■ DATA LISTING:
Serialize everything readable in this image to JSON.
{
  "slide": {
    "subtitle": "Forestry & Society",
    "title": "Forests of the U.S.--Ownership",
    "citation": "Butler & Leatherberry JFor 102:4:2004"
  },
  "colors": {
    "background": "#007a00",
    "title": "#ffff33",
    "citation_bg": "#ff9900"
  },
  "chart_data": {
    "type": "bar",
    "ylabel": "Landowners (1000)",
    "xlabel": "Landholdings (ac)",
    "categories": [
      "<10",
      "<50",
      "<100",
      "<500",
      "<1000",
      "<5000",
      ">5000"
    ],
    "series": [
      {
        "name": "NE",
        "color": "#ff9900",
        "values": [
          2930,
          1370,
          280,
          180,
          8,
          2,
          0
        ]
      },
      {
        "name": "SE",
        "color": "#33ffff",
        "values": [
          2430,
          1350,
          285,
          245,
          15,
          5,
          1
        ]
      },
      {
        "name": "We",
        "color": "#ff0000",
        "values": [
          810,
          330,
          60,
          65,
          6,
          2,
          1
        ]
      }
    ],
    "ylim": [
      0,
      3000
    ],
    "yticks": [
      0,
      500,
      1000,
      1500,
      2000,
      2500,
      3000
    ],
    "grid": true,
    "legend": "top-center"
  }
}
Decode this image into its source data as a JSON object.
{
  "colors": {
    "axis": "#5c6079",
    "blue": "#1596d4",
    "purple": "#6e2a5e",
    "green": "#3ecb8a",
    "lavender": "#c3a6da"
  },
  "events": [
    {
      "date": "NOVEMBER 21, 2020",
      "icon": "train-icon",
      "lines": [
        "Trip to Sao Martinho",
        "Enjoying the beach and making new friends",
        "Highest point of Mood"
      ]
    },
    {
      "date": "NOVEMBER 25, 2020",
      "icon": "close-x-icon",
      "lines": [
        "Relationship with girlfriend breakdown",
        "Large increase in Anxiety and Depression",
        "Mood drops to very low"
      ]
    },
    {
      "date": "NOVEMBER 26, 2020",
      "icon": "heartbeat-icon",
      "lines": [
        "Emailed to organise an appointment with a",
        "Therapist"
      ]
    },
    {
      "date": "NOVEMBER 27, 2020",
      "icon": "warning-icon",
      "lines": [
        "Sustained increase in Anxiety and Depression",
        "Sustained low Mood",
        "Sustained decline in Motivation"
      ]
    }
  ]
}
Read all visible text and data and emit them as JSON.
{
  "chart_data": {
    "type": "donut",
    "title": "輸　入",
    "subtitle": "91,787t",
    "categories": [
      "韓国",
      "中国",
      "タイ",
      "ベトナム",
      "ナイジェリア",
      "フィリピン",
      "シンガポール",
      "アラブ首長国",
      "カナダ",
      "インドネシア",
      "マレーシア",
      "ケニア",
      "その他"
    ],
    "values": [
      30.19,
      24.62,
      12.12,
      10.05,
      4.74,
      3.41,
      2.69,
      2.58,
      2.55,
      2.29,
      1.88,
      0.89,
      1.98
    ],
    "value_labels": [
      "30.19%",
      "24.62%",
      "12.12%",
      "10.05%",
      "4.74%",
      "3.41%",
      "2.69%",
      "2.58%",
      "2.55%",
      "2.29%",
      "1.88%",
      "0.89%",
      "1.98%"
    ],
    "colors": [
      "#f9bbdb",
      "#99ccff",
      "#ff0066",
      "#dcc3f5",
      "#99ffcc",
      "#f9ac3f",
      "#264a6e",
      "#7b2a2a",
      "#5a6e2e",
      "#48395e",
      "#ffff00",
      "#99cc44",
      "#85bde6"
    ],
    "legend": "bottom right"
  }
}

■ WRITTEN REQUEST: Quote each line of the data above exactly as written.

■ EXPECTED ANSWER:
Serialize everything readable in this image to JSON.
{
  "slide": {
    "subtitle": "Forestry & Society",
    "title": "Forests of the U.S.--Ownership",
    "citation": "Butler & Leatherberry JFor 102:4:2004"
  },
  "colors": {
    "background": "#007a00",
    "title": "#ffff33",
    "citation_bg": "#ff9900"
  },
  "chart_data": {
    "type": "bar",
    "ylabel": "Landowners (1000)",
    "xlabel": "Landholdings (ac)",
    "categories": [
      "<10",
      "<50",
      "<100",
      "<500",
      "<1000",
      "<5000",
      ">5000"
    ],
    "series": [
      {
        "name": "NE",
        "color": "#ff9900",
        "values": [
          2930,
          1370,
          280,
          180,
          8,
          2,
          0
        ]
      },
      {
        "name": "SE",
        "color": "#33ffff",
        "values": [
          2430,
          1350,
          285,
          245,
          15,
          5,
          1
        ]
      },
      {
        "name": "We",
        "color": "#ff0000",
        "values": [
          810,
          330,
          60,
          65,
          6,
          2,
          1
        ]
      }
    ],
    "ylim": [
      0,
      3000
    ],
    "yticks": [
      0,
      500,
      1000,
      1500,
      2000,
      2500,
      3000
    ],
    "grid": true,
    "legend": "top-center"
  }
}
Decode this image into its source data as a JSON object.
{
  "colors": {
    "axis": "#5c6079",
    "blue": "#1596d4",
    "purple": "#6e2a5e",
    "green": "#3ecb8a",
    "lavender": "#c3a6da"
  },
  "events": [
    {
      "date": "NOVEMBER 21, 2020",
      "icon": "train-icon",
      "lines": [
        "Trip to Sao Martinho",
        "Enjoying the beach and making new friends",
        "Highest point of Mood"
      ]
    },
    {
      "date": "NOVEMBER 25, 2020",
      "icon": "close-x-icon",
      "lines": [
        "Relationship with girlfriend breakdown",
        "Large increase in Anxiety and Depression",
        "Mood drops to very low"
      ]
    },
    {
      "date": "NOVEMBER 26, 2020",
      "icon": "heartbeat-icon",
      "lines": [
        "Emailed to organise an appointment with a",
        "Therapist"
      ]
    },
    {
      "date": "NOVEMBER 27, 2020",
      "icon": "warning-icon",
      "lines": [
        "Sustained increase in Anxiety and Depression",
        "Sustained low Mood",
        "Sustained decline in Motivation"
      ]
    }
  ]
}
Read all visible text and data and emit them as JSON.
{
  "chart_data": {
    "type": "donut",
    "title": "輸　入",
    "subtitle": "91,787t",
    "categories": [
      "韓国",
      "中国",
      "タイ",
      "ベトナム",
      "ナイジェリア",
      "フィリピン",
      "シンガポール",
      "アラブ首長国",
      "カナダ",
      "インドネシア",
      "マレーシア",
      "ケニア",
      "その他"
    ],
    "values": [
      30.19,
      24.62,
      12.12,
      10.05,
      4.74,
      3.41,
      2.69,
      2.58,
      2.55,
      2.29,
      1.88,
      0.89,
      1.98
    ],
    "value_labels": [
      "30.19%",
      "24.62%",
      "12.12%",
      "10.05%",
      "4.74%",
      "3.41%",
      "2.69%",
      "2.58%",
      "2.55%",
      "2.29%",
      "1.88%",
      "0.89%",
      "1.98%"
    ],
    "colors": [
      "#f9bbdb",
      "#99ccff",
      "#ff0066",
      "#dcc3f5",
      "#99ffcc",
      "#f9ac3f",
      "#264a6e",
      "#7b2a2a",
      "#5a6e2e",
      "#48395e",
      "#ffff00",
      "#99cc44",
      "#85bde6"
    ],
    "legend": "bottom right"
  }
}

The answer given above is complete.